§ **Saved data entries**
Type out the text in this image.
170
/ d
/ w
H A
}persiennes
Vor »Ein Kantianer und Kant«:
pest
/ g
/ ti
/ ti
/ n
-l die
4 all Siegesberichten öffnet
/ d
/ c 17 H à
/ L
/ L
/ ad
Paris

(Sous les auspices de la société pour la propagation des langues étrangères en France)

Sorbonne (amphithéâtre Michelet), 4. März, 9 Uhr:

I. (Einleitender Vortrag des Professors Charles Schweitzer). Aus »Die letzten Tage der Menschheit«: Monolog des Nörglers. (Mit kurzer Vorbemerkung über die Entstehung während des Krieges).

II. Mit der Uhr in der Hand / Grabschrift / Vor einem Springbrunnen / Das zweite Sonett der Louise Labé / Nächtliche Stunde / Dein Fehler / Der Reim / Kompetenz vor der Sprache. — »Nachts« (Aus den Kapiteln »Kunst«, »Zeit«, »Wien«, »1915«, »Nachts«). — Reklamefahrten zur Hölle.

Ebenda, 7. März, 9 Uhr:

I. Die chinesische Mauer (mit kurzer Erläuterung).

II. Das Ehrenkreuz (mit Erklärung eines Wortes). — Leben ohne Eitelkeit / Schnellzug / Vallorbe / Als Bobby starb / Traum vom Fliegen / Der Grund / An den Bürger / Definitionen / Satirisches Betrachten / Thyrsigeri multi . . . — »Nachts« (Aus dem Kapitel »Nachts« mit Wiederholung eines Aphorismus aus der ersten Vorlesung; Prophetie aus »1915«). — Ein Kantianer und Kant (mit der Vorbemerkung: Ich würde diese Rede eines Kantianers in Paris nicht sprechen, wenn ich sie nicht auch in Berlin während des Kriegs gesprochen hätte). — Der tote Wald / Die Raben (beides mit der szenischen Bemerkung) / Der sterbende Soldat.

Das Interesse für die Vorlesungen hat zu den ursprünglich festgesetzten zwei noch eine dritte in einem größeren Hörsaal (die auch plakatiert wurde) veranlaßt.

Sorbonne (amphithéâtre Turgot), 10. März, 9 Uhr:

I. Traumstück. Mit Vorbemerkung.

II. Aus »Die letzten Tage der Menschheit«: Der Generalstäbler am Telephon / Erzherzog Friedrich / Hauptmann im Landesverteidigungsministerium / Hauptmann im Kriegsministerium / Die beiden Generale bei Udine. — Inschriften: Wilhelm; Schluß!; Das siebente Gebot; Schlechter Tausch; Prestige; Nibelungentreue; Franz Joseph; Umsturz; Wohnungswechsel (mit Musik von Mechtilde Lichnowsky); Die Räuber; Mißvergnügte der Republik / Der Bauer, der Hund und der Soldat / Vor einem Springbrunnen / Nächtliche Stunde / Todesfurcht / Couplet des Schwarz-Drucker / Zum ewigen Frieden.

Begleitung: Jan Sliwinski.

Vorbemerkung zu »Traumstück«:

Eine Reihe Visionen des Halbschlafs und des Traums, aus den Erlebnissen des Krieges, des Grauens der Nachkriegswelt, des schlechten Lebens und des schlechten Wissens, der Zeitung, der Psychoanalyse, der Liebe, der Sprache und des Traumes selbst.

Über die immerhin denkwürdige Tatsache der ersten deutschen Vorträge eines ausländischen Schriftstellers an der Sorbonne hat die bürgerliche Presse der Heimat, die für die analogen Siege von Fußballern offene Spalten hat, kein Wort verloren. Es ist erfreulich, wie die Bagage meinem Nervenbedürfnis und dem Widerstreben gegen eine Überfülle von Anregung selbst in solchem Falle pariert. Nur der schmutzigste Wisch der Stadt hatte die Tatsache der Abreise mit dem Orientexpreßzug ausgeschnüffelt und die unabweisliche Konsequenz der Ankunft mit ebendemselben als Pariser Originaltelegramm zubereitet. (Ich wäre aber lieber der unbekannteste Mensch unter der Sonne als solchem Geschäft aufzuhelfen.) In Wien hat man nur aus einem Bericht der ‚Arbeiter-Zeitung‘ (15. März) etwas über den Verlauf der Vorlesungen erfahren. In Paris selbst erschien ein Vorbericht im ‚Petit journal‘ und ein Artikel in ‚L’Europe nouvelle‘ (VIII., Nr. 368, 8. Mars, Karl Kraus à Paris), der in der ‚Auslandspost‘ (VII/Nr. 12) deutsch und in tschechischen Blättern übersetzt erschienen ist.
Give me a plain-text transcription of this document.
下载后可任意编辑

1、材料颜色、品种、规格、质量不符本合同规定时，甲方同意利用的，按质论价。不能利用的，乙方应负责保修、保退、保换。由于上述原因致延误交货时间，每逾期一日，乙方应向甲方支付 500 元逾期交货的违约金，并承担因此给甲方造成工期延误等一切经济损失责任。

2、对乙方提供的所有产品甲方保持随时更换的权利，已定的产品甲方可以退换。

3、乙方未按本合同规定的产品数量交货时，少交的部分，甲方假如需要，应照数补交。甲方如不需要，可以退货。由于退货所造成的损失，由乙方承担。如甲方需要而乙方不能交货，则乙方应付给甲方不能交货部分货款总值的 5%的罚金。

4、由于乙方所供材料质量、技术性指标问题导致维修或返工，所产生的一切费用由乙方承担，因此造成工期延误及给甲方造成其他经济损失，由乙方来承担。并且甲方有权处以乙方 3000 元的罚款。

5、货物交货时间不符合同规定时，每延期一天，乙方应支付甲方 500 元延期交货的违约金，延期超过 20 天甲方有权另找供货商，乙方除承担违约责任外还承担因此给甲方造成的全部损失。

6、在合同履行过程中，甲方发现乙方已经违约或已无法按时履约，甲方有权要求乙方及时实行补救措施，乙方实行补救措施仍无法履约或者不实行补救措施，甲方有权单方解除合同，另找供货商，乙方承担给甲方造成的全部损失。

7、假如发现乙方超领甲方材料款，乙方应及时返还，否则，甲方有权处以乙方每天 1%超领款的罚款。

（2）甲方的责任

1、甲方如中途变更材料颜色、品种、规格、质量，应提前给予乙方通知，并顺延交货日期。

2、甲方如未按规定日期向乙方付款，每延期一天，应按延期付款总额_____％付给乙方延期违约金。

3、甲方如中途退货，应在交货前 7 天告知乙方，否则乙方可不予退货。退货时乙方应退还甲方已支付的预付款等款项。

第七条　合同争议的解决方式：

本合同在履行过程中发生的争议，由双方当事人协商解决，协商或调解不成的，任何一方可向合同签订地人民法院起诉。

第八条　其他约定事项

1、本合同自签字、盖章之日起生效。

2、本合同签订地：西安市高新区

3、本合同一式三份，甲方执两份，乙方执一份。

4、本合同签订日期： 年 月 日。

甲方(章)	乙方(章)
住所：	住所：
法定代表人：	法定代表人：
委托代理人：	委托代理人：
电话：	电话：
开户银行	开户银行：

§ **What is being asked**
Copy out each record exactly as given, omitting none.

§ **Written response**
Type out the text in this image.
170
/ d
/ w
H A
}persiennes
Vor »Ein Kantianer und Kant«:
pest
/ g
/ ti
/ ti
/ n
-l die
4 all Siegesberichten öffnet
/ d
/ c 17 H à
/ L
/ L
/ ad
Paris

(Sous les auspices de la société pour la propagation des langues étrangères en France)

Sorbonne (amphithéâtre Michelet), 4. März, 9 Uhr:

I. (Einleitender Vortrag des Professors Charles Schweitzer). Aus »Die letzten Tage der Menschheit«: Monolog des Nörglers. (Mit kurzer Vorbemerkung über die Entstehung während des Krieges).

II. Mit der Uhr in der Hand / Grabschrift / Vor einem Springbrunnen / Das zweite Sonett der Louise Labé / Nächtliche Stunde / Dein Fehler / Der Reim / Kompetenz vor der Sprache. — »Nachts« (Aus den Kapiteln »Kunst«, »Zeit«, »Wien«, »1915«, »Nachts«). — Reklamefahrten zur Hölle.

Ebenda, 7. März, 9 Uhr:

I. Die chinesische Mauer (mit kurzer Erläuterung).

II. Das Ehrenkreuz (mit Erklärung eines Wortes). — Leben ohne Eitelkeit / Schnellzug / Vallorbe / Als Bobby starb / Traum vom Fliegen / Der Grund / An den Bürger / Definitionen / Satirisches Betrachten / Thyrsigeri multi . . . — »Nachts« (Aus dem Kapitel »Nachts« mit Wiederholung eines Aphorismus aus der ersten Vorlesung; Prophetie aus »1915«). — Ein Kantianer und Kant (mit der Vorbemerkung: Ich würde diese Rede eines Kantianers in Paris nicht sprechen, wenn ich sie nicht auch in Berlin während des Kriegs gesprochen hätte). — Der tote Wald / Die Raben (beides mit der szenischen Bemerkung) / Der sterbende Soldat.

Das Interesse für die Vorlesungen hat zu den ursprünglich festgesetzten zwei noch eine dritte in einem größeren Hörsaal (die auch plakatiert wurde) veranlaßt.

Sorbonne (amphithéâtre Turgot), 10. März, 9 Uhr:

I. Traumstück. Mit Vorbemerkung.

II. Aus »Die letzten Tage der Menschheit«: Der Generalstäbler am Telephon / Erzherzog Friedrich / Hauptmann im Landesverteidigungsministerium / Hauptmann im Kriegsministerium / Die beiden Generale bei Udine. — Inschriften: Wilhelm; Schluß!; Das siebente Gebot; Schlechter Tausch; Prestige; Nibelungentreue; Franz Joseph; Umsturz; Wohnungswechsel (mit Musik von Mechtilde Lichnowsky); Die Räuber; Mißvergnügte der Republik / Der Bauer, der Hund und der Soldat / Vor einem Springbrunnen / Nächtliche Stunde / Todesfurcht / Couplet des Schwarz-Drucker / Zum ewigen Frieden.

Begleitung: Jan Sliwinski.

Vorbemerkung zu »Traumstück«:

Eine Reihe Visionen des Halbschlafs und des Traums, aus den Erlebnissen des Krieges, des Grauens der Nachkriegswelt, des schlechten Lebens und des schlechten Wissens, der Zeitung, der Psychoanalyse, der Liebe, der Sprache und des Traumes selbst.

Über die immerhin denkwürdige Tatsache der ersten deutschen Vorträge eines ausländischen Schriftstellers an der Sorbonne hat die bürgerliche Presse der Heimat, die für die analogen Siege von Fußballern offene Spalten hat, kein Wort verloren. Es ist erfreulich, wie die Bagage meinem Nervenbedürfnis und dem Widerstreben gegen eine Überfülle von Anregung selbst in solchem Falle pariert. Nur der schmutzigste Wisch der Stadt hatte die Tatsache der Abreise mit dem Orientexpreßzug ausgeschnüffelt und die unabweisliche Konsequenz der Ankunft mit ebendemselben als Pariser Originaltelegramm zubereitet. (Ich wäre aber lieber der unbekannteste Mensch unter der Sonne als solchem Geschäft aufzuhelfen.) In Wien hat man nur aus einem Bericht der ‚Arbeiter-Zeitung‘ (15. März) etwas über den Verlauf der Vorlesungen erfahren. In Paris selbst erschien ein Vorbericht im ‚Petit journal‘ und ein Artikel in ‚L’Europe nouvelle‘ (VIII., Nr. 368, 8. Mars, Karl Kraus à Paris), der in der ‚Auslandspost‘ (VII/Nr. 12) deutsch und in tschechischen Blättern übersetzt erschienen ist.
Give me a plain-text transcription of this document.
下载后可任意编辑

1、材料颜色、品种、规格、质量不符本合同规定时，甲方同意利用的，按质论价。不能利用的，乙方应负责保修、保退、保换。由于上述原因致延误交货时间，每逾期一日，乙方应向甲方支付 500 元逾期交货的违约金，并承担因此给甲方造成工期延误等一切经济损失责任。

2、对乙方提供的所有产品甲方保持随时更换的权利，已定的产品甲方可以退换。

3、乙方未按本合同规定的产品数量交货时，少交的部分，甲方假如需要，应照数补交。甲方如不需要，可以退货。由于退货所造成的损失，由乙方承担。如甲方需要而乙方不能交货，则乙方应付给甲方不能交货部分货款总值的 5%的罚金。

4、由于乙方所供材料质量、技术性指标问题导致维修或返工，所产生的一切费用由乙方承担，因此造成工期延误及给甲方造成其他经济损失，由乙方来承担。并且甲方有权处以乙方 3000 元的罚款。

5、货物交货时间不符合同规定时，每延期一天，乙方应支付甲方 500 元延期交货的违约金，延期超过 20 天甲方有权另找供货商，乙方除承担违约责任外还承担因此给甲方造成的全部损失。

6、在合同履行过程中，甲方发现乙方已经违约或已无法按时履约，甲方有权要求乙方及时实行补救措施，乙方实行补救措施仍无法履约或者不实行补救措施，甲方有权单方解除合同，另找供货商，乙方承担给甲方造成的全部损失。

7、假如发现乙方超领甲方材料款，乙方应及时返还，否则，甲方有权处以乙方每天 1%超领款的罚款。

（2）甲方的责任

1、甲方如中途变更材料颜色、品种、规格、质量，应提前给予乙方通知，并顺延交货日期。

2、甲方如未按规定日期向乙方付款，每延期一天，应按延期付款总额_____％付给乙方延期违约金。

3、甲方如中途退货，应在交货前 7 天告知乙方，否则乙方可不予退货。退货时乙方应退还甲方已支付的预付款等款项。

第七条　合同争议的解决方式：

本合同在履行过程中发生的争议，由双方当事人协商解决，协商或调解不成的，任何一方可向合同签订地人民法院起诉。

第八条　其他约定事项

1、本合同自签字、盖章之日起生效。

2、本合同签订地：西安市高新区

3、本合同一式三份，甲方执两份，乙方执一份。

4、本合同签订日期： 年 月 日。

甲方(章)	乙方(章)
住所：	住所：
法定代表人：	法定代表人：
委托代理人：	委托代理人：
电话：	电话：
开户银行	开户银行：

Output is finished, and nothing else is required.